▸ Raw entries
↓↓↓
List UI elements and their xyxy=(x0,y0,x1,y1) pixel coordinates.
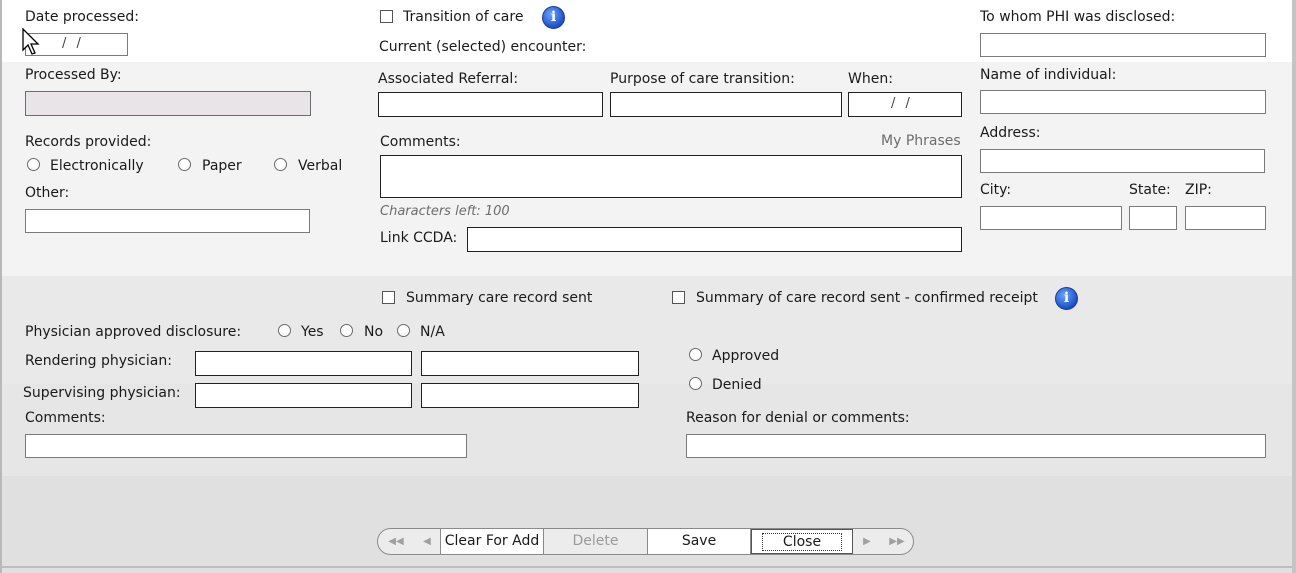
approved-na-radio[interactable] xyxy=(397,324,410,337)
associated-referral-input[interactable] xyxy=(378,92,603,117)
electronically-label: Electronically xyxy=(50,158,144,174)
record-navigation-bar: ◀◀ ◀ Clear For Add Delete Save Close ▶ ▶… xyxy=(377,528,914,555)
summary-comments-input[interactable] xyxy=(25,434,467,458)
comments-label: Comments: xyxy=(380,134,461,150)
delete-button[interactable]: Delete xyxy=(544,529,647,554)
records-provided-label: Records provided: xyxy=(25,134,152,150)
physician-approved-label: Physician approved disclosure: xyxy=(25,324,242,340)
transition-of-care-label: Transition of care xyxy=(403,9,524,25)
rendering-physician-label: Rendering physician: xyxy=(25,353,172,369)
reason-for-denial-input[interactable] xyxy=(686,434,1266,458)
na-label: N/A xyxy=(420,324,445,340)
no-label: No xyxy=(364,324,384,340)
comments-textarea[interactable] xyxy=(380,155,962,198)
rendering-physician-input-2[interactable] xyxy=(421,351,639,376)
current-encounter-label: Current (selected) encounter: xyxy=(379,39,587,55)
when-date-input[interactable]: / / xyxy=(848,92,962,117)
left-arrow-icon: ◀ xyxy=(423,536,431,547)
close-button-label: Close xyxy=(761,533,843,551)
verbal-radio[interactable] xyxy=(274,158,287,171)
my-phrases-link[interactable]: My Phrases xyxy=(881,133,961,149)
double-left-arrow-icon: ◀◀ xyxy=(388,536,404,547)
first-record-button[interactable]: ◀◀ xyxy=(378,529,414,554)
supervising-physician-input-2[interactable] xyxy=(421,383,639,408)
next-record-button[interactable]: ▶ xyxy=(853,529,881,554)
footer-divider xyxy=(0,566,1292,568)
when-date-value: / / xyxy=(891,96,913,111)
supervising-physician-label: Supervising physician: xyxy=(23,385,181,401)
approved-label: Approved xyxy=(712,348,780,364)
mouse-cursor-icon xyxy=(22,28,40,55)
summary-care-sent-label: Summary care record sent xyxy=(406,290,593,306)
other-label: Other: xyxy=(25,185,70,201)
name-of-individual-label: Name of individual: xyxy=(980,67,1117,83)
yes-label: Yes xyxy=(301,324,324,340)
city-label: City: xyxy=(980,182,1012,198)
zip-input[interactable] xyxy=(1185,206,1266,230)
denied-label: Denied xyxy=(712,377,762,393)
address-input[interactable] xyxy=(980,149,1265,173)
approved-no-radio[interactable] xyxy=(340,324,353,337)
purpose-of-care-label: Purpose of care transition: xyxy=(610,71,795,87)
link-ccda-label: Link CCDA: xyxy=(380,230,458,246)
zip-label: ZIP: xyxy=(1185,182,1212,198)
summary-comments-label: Comments: xyxy=(25,410,106,426)
processed-by-input xyxy=(25,91,311,116)
associated-referral-label: Associated Referral: xyxy=(378,71,519,87)
window-left-edge xyxy=(0,0,2,573)
paper-radio[interactable] xyxy=(178,158,191,171)
denied-radio[interactable] xyxy=(689,377,702,390)
rendering-physician-input-1[interactable] xyxy=(195,351,412,376)
transition-of-care-checkbox[interactable] xyxy=(380,10,393,23)
close-button[interactable]: Close xyxy=(751,529,853,554)
info-icon[interactable]: i xyxy=(1055,287,1078,310)
paper-label: Paper xyxy=(202,158,242,174)
supervising-physician-input-1[interactable] xyxy=(195,383,412,408)
summary-care-sent-checkbox[interactable] xyxy=(382,291,395,304)
reason-for-denial-label: Reason for denial or comments: xyxy=(686,410,910,426)
to-whom-phi-input[interactable] xyxy=(980,33,1266,57)
prev-record-button[interactable]: ◀ xyxy=(414,529,440,554)
characters-left-counter: Characters left: 100 xyxy=(380,204,510,219)
info-icon[interactable]: i xyxy=(542,6,565,29)
to-whom-phi-label: To whom PHI was disclosed: xyxy=(980,9,1176,25)
last-record-button[interactable]: ▶▶ xyxy=(881,529,913,554)
right-arrow-icon: ▶ xyxy=(863,536,871,547)
other-input[interactable] xyxy=(25,209,310,233)
when-label: When: xyxy=(848,71,893,87)
link-ccda-input[interactable] xyxy=(467,227,962,252)
approved-radio[interactable] xyxy=(689,348,702,361)
date-processed-label: Date processed: xyxy=(25,9,139,25)
double-right-arrow-icon: ▶▶ xyxy=(889,536,905,547)
city-input[interactable] xyxy=(980,206,1122,230)
approved-yes-radio[interactable] xyxy=(278,324,291,337)
date-processed-value: / / xyxy=(62,36,84,51)
state-input[interactable] xyxy=(1129,206,1177,230)
processed-by-label: Processed By: xyxy=(25,67,122,83)
form-section-comments xyxy=(0,384,1292,476)
purpose-of-care-input[interactable] xyxy=(610,92,842,117)
name-of-individual-input[interactable] xyxy=(980,90,1266,114)
address-label: Address: xyxy=(980,125,1041,141)
summary-confirmed-label: Summary of care record sent - confirmed … xyxy=(696,290,1038,306)
verbal-label: Verbal xyxy=(298,158,343,174)
state-label: State: xyxy=(1129,182,1171,198)
summary-confirmed-checkbox[interactable] xyxy=(672,291,685,304)
save-button[interactable]: Save xyxy=(647,529,751,554)
electronically-radio[interactable] xyxy=(27,158,40,171)
window-right-edge xyxy=(1292,0,1296,573)
clear-for-add-button[interactable]: Clear For Add xyxy=(440,529,544,554)
form-footer xyxy=(0,476,1292,573)
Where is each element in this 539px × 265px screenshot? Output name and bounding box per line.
↑↑↑
▸ Exercise instructions
Please print every line of the entries above word for word, leaving out the pictures.

▸ Result for this task
List UI elements and their xyxy=(x0,y0,x1,y1) pixel coordinates.
approved-na-radio[interactable] xyxy=(397,324,410,337)
associated-referral-input[interactable] xyxy=(378,92,603,117)
electronically-label: Electronically xyxy=(50,158,144,174)
record-navigation-bar: ◀◀ ◀ Clear For Add Delete Save Close ▶ ▶… xyxy=(377,528,914,555)
summary-comments-input[interactable] xyxy=(25,434,467,458)
comments-label: Comments: xyxy=(380,134,461,150)
delete-button[interactable]: Delete xyxy=(544,529,647,554)
records-provided-label: Records provided: xyxy=(25,134,152,150)
physician-approved-label: Physician approved disclosure: xyxy=(25,324,242,340)
transition-of-care-label: Transition of care xyxy=(403,9,524,25)
rendering-physician-label: Rendering physician: xyxy=(25,353,172,369)
reason-for-denial-input[interactable] xyxy=(686,434,1266,458)
na-label: N/A xyxy=(420,324,445,340)
no-label: No xyxy=(364,324,384,340)
comments-textarea[interactable] xyxy=(380,155,962,198)
rendering-physician-input-2[interactable] xyxy=(421,351,639,376)
current-encounter-label: Current (selected) encounter: xyxy=(379,39,587,55)
when-date-input[interactable]: / / xyxy=(848,92,962,117)
left-arrow-icon: ◀ xyxy=(423,536,431,547)
close-button-label: Close xyxy=(761,533,843,551)
verbal-radio[interactable] xyxy=(274,158,287,171)
my-phrases-link[interactable]: My Phrases xyxy=(881,133,961,149)
double-left-arrow-icon: ◀◀ xyxy=(388,536,404,547)
first-record-button[interactable]: ◀◀ xyxy=(378,529,414,554)
supervising-physician-input-2[interactable] xyxy=(421,383,639,408)
next-record-button[interactable]: ▶ xyxy=(853,529,881,554)
footer-divider xyxy=(0,566,1292,568)
when-date-value: / / xyxy=(891,96,913,111)
supervising-physician-label: Supervising physician: xyxy=(23,385,181,401)
approved-label: Approved xyxy=(712,348,780,364)
mouse-cursor-icon xyxy=(22,28,40,55)
summary-care-sent-label: Summary care record sent xyxy=(406,290,593,306)
other-label: Other: xyxy=(25,185,70,201)
name-of-individual-label: Name of individual: xyxy=(980,67,1117,83)
yes-label: Yes xyxy=(301,324,324,340)
city-label: City: xyxy=(980,182,1012,198)
zip-input[interactable] xyxy=(1185,206,1266,230)
denied-label: Denied xyxy=(712,377,762,393)
address-input[interactable] xyxy=(980,149,1265,173)
approved-no-radio[interactable] xyxy=(340,324,353,337)
purpose-of-care-label: Purpose of care transition: xyxy=(610,71,795,87)
link-ccda-label: Link CCDA: xyxy=(380,230,458,246)
zip-label: ZIP: xyxy=(1185,182,1212,198)
summary-comments-label: Comments: xyxy=(25,410,106,426)
processed-by-input xyxy=(25,91,311,116)
associated-referral-label: Associated Referral: xyxy=(378,71,519,87)
window-left-edge xyxy=(0,0,2,573)
paper-radio[interactable] xyxy=(178,158,191,171)
denied-radio[interactable] xyxy=(689,377,702,390)
rendering-physician-input-1[interactable] xyxy=(195,351,412,376)
transition-of-care-checkbox[interactable] xyxy=(380,10,393,23)
close-button[interactable]: Close xyxy=(751,529,853,554)
info-icon[interactable]: i xyxy=(1055,287,1078,310)
paper-label: Paper xyxy=(202,158,242,174)
supervising-physician-input-1[interactable] xyxy=(195,383,412,408)
summary-care-sent-checkbox[interactable] xyxy=(382,291,395,304)
reason-for-denial-label: Reason for denial or comments: xyxy=(686,410,910,426)
to-whom-phi-input[interactable] xyxy=(980,33,1266,57)
prev-record-button[interactable]: ◀ xyxy=(414,529,440,554)
characters-left-counter: Characters left: 100 xyxy=(380,204,510,219)
info-icon[interactable]: i xyxy=(542,6,565,29)
to-whom-phi-label: To whom PHI was disclosed: xyxy=(980,9,1176,25)
last-record-button[interactable]: ▶▶ xyxy=(881,529,913,554)
right-arrow-icon: ▶ xyxy=(863,536,871,547)
other-input[interactable] xyxy=(25,209,310,233)
when-label: When: xyxy=(848,71,893,87)
link-ccda-input[interactable] xyxy=(467,227,962,252)
approved-radio[interactable] xyxy=(689,348,702,361)
date-processed-label: Date processed: xyxy=(25,9,139,25)
double-right-arrow-icon: ▶▶ xyxy=(889,536,905,547)
city-input[interactable] xyxy=(980,206,1122,230)
approved-yes-radio[interactable] xyxy=(278,324,291,337)
date-processed-value: / / xyxy=(62,36,84,51)
state-input[interactable] xyxy=(1129,206,1177,230)
processed-by-label: Processed By: xyxy=(25,67,122,83)
form-section-comments xyxy=(0,384,1292,476)
purpose-of-care-input[interactable] xyxy=(610,92,842,117)
name-of-individual-input[interactable] xyxy=(980,90,1266,114)
address-label: Address: xyxy=(980,125,1041,141)
summary-confirmed-label: Summary of care record sent - confirmed … xyxy=(696,290,1038,306)
verbal-label: Verbal xyxy=(298,158,343,174)
state-label: State: xyxy=(1129,182,1171,198)
summary-confirmed-checkbox[interactable] xyxy=(672,291,685,304)
save-button[interactable]: Save xyxy=(647,529,751,554)
electronically-radio[interactable] xyxy=(27,158,40,171)
window-right-edge xyxy=(1292,0,1296,573)
clear-for-add-button[interactable]: Clear For Add xyxy=(440,529,544,554)
form-footer xyxy=(0,476,1292,573)
Where is each element in this 539px × 265px screenshot? Output name and bounding box per line.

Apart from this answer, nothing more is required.